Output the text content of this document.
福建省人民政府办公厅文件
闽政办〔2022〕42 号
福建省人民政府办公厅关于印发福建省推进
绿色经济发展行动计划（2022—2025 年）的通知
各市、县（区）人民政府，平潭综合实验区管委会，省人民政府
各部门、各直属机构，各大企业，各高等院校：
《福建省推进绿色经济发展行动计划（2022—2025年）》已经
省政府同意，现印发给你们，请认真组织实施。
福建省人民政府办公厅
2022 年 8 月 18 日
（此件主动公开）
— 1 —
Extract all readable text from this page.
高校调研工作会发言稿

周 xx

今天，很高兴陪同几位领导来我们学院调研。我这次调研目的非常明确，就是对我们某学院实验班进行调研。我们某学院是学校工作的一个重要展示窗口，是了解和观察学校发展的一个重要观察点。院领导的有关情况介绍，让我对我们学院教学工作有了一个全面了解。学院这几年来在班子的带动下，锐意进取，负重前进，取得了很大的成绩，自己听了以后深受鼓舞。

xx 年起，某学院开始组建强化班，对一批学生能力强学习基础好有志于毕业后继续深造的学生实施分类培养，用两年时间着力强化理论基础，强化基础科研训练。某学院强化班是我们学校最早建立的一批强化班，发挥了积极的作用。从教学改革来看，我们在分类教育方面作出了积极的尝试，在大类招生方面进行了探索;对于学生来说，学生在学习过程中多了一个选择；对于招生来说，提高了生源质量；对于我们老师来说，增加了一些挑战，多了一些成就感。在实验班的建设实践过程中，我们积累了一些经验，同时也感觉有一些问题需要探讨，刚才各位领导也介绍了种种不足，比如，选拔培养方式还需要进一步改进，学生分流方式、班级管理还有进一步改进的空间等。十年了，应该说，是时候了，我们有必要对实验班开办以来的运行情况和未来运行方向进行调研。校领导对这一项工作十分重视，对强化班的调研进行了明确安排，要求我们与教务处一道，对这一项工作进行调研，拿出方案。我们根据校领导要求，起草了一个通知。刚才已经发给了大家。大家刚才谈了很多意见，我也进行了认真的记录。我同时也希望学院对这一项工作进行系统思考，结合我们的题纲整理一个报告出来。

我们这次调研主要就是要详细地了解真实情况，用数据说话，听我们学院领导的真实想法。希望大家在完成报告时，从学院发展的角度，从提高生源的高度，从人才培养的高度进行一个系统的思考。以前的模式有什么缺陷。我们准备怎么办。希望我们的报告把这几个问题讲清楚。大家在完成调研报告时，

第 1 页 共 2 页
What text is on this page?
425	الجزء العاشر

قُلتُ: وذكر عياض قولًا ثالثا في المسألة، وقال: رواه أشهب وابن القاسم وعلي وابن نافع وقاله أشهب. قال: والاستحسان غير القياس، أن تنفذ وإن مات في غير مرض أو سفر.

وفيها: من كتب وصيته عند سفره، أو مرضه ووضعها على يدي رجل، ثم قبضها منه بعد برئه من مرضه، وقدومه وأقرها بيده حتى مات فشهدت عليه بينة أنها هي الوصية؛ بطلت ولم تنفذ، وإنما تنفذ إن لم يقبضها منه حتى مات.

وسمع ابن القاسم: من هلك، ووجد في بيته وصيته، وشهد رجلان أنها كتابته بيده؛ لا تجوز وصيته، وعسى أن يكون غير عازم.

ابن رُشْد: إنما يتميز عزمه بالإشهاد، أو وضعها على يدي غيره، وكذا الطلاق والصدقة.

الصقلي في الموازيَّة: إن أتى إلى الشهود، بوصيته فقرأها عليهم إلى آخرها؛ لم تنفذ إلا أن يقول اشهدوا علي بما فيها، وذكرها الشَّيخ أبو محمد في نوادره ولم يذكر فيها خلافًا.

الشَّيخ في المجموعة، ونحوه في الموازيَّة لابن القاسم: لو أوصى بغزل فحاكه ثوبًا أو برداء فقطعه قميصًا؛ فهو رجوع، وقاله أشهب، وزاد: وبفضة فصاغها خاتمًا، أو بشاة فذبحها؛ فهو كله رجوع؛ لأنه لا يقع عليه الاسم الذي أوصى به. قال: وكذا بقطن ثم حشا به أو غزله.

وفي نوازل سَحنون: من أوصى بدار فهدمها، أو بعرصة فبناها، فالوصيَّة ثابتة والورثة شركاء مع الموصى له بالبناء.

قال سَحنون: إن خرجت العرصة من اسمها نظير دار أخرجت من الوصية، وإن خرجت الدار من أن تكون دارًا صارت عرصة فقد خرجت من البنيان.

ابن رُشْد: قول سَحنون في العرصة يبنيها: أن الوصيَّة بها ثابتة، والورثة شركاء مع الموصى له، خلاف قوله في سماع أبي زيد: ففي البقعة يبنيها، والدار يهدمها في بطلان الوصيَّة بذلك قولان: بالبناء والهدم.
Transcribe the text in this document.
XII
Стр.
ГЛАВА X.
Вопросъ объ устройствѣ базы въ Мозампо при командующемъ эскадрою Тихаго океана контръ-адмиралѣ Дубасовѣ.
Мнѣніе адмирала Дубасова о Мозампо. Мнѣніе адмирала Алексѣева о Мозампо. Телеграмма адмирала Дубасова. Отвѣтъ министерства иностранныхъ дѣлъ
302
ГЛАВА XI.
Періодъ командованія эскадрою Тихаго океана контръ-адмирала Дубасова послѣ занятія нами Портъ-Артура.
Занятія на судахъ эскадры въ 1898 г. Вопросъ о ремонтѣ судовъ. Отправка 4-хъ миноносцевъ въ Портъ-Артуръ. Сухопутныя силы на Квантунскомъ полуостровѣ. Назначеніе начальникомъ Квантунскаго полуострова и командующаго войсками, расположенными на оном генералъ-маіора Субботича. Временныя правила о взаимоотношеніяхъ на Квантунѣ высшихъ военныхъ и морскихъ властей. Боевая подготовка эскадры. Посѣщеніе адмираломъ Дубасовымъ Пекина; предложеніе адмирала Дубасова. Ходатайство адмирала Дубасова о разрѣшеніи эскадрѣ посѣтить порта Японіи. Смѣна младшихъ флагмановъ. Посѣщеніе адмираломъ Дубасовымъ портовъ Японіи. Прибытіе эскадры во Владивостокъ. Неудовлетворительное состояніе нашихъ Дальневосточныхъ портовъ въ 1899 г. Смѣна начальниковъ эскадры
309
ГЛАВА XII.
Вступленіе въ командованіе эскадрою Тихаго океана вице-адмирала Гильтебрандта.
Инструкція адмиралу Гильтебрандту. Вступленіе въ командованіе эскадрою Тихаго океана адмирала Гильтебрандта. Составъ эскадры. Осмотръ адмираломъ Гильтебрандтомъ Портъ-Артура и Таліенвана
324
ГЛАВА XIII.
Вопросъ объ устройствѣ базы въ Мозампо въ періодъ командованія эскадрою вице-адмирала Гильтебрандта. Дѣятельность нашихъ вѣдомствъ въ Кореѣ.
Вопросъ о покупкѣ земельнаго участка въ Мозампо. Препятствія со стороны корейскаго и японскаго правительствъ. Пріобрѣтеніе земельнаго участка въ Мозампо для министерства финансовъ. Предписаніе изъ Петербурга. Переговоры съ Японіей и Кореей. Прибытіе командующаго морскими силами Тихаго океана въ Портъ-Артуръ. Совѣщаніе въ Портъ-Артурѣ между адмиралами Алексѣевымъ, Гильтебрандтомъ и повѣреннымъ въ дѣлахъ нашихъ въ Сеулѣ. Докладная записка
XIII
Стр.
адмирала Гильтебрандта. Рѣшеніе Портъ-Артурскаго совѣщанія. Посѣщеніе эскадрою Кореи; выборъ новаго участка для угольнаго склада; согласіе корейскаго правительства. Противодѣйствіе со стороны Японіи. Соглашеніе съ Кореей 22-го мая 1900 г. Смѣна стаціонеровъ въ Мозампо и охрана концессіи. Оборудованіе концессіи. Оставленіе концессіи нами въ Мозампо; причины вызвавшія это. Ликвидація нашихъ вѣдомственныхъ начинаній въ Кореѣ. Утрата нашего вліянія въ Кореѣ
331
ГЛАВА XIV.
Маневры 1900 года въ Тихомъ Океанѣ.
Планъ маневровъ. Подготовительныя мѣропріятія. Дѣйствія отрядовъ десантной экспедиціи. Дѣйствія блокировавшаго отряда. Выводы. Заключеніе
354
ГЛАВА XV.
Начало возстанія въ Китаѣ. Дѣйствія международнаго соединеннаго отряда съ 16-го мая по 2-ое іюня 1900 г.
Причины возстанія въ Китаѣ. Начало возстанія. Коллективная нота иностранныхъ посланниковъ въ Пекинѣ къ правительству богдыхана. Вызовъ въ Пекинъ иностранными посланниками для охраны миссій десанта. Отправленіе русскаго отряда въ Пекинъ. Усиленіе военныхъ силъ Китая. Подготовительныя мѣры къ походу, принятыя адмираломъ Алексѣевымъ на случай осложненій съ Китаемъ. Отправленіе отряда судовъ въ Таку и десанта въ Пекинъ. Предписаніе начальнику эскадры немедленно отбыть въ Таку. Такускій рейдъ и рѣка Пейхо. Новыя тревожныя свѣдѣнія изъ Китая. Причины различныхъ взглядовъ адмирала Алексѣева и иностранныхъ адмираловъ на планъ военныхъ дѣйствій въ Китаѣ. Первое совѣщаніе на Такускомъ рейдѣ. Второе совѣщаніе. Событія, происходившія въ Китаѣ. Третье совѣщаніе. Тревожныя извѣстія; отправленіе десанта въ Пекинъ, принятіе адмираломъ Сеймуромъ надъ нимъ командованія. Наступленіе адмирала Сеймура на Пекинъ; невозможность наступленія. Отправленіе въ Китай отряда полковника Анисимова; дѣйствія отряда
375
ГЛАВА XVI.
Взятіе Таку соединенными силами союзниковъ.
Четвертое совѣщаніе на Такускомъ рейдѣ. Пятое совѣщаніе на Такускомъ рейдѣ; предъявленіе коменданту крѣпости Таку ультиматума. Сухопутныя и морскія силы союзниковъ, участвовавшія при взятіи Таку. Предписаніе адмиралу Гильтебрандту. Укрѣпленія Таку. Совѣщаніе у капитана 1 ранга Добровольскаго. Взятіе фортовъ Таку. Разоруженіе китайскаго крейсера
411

* **PROBLEM TO WORK ON**
Write only the number of lines in the data above that include "вице".

* **PROBLEM SOLUTION**
2